● GIVEN REQUEST:
Copy out the data exactly, leaving the pictures behind.

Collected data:
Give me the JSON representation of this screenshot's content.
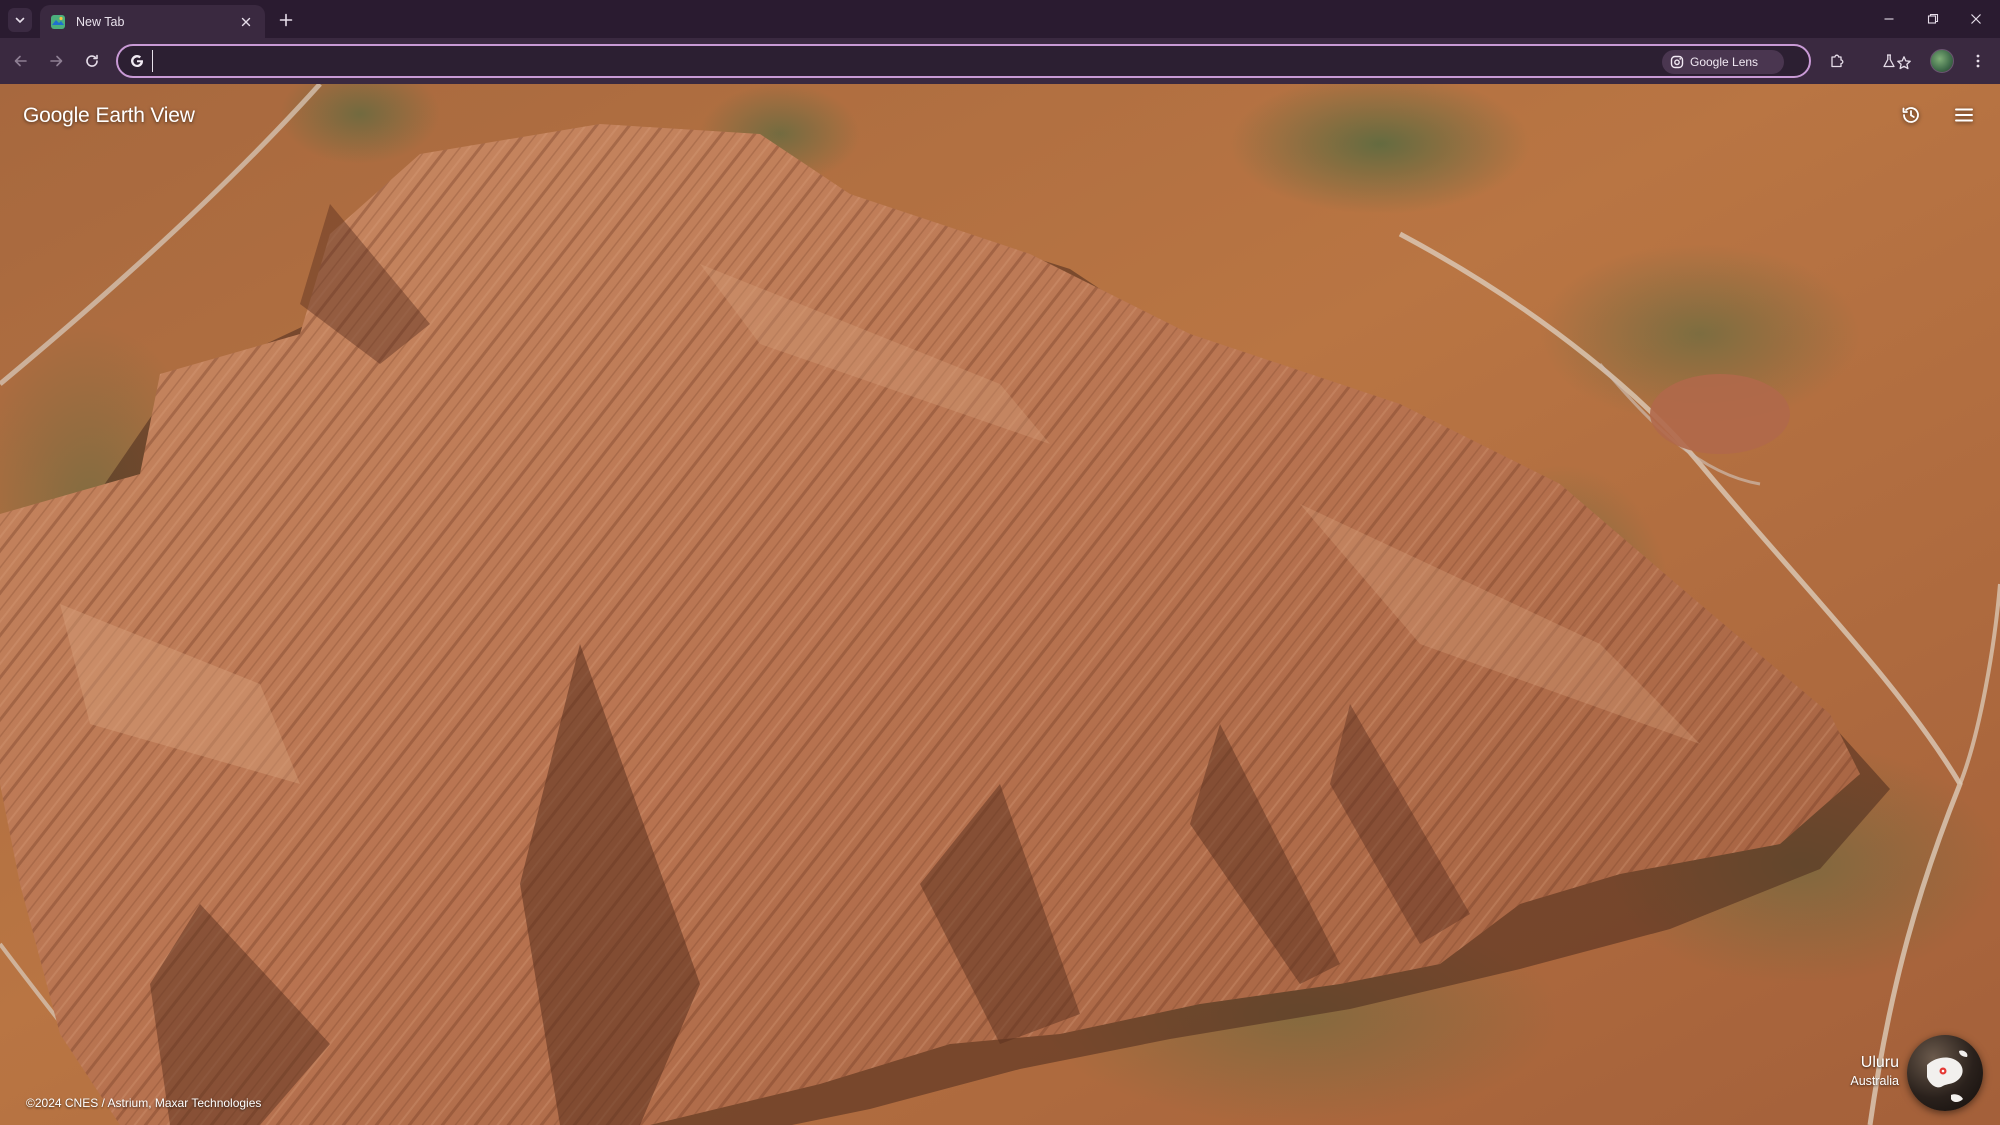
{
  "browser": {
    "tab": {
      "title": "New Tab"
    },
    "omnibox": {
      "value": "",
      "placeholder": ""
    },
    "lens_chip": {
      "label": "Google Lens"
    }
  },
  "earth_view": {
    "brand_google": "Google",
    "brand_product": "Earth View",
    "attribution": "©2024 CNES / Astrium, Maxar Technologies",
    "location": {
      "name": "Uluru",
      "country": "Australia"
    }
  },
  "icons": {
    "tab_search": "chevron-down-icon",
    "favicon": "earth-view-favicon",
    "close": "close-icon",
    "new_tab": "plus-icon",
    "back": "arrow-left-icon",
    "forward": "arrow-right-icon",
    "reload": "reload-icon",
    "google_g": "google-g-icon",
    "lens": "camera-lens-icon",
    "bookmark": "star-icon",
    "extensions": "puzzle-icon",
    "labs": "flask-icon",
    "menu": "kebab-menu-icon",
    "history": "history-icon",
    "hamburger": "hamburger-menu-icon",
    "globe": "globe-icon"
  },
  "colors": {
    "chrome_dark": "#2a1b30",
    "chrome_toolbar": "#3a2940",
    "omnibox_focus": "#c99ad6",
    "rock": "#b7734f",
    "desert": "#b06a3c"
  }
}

● FINAL RESULT:
Give me the JSON representation of this screenshot's content.
{
  "browser": {
    "tab": {
      "title": "New Tab"
    },
    "omnibox": {
      "value": "",
      "placeholder": ""
    },
    "lens_chip": {
      "label": "Google Lens"
    }
  },
  "earth_view": {
    "brand_google": "Google",
    "brand_product": "Earth View",
    "attribution": "©2024 CNES / Astrium, Maxar Technologies",
    "location": {
      "name": "Uluru",
      "country": "Australia"
    }
  },
  "icons": {
    "tab_search": "chevron-down-icon",
    "favicon": "earth-view-favicon",
    "close": "close-icon",
    "new_tab": "plus-icon",
    "back": "arrow-left-icon",
    "forward": "arrow-right-icon",
    "reload": "reload-icon",
    "google_g": "google-g-icon",
    "lens": "camera-lens-icon",
    "bookmark": "star-icon",
    "extensions": "puzzle-icon",
    "labs": "flask-icon",
    "menu": "kebab-menu-icon",
    "history": "history-icon",
    "hamburger": "hamburger-menu-icon",
    "globe": "globe-icon"
  },
  "colors": {
    "chrome_dark": "#2a1b30",
    "chrome_toolbar": "#3a2940",
    "omnibox_focus": "#c99ad6",
    "rock": "#b7734f",
    "desert": "#b06a3c"
  }
}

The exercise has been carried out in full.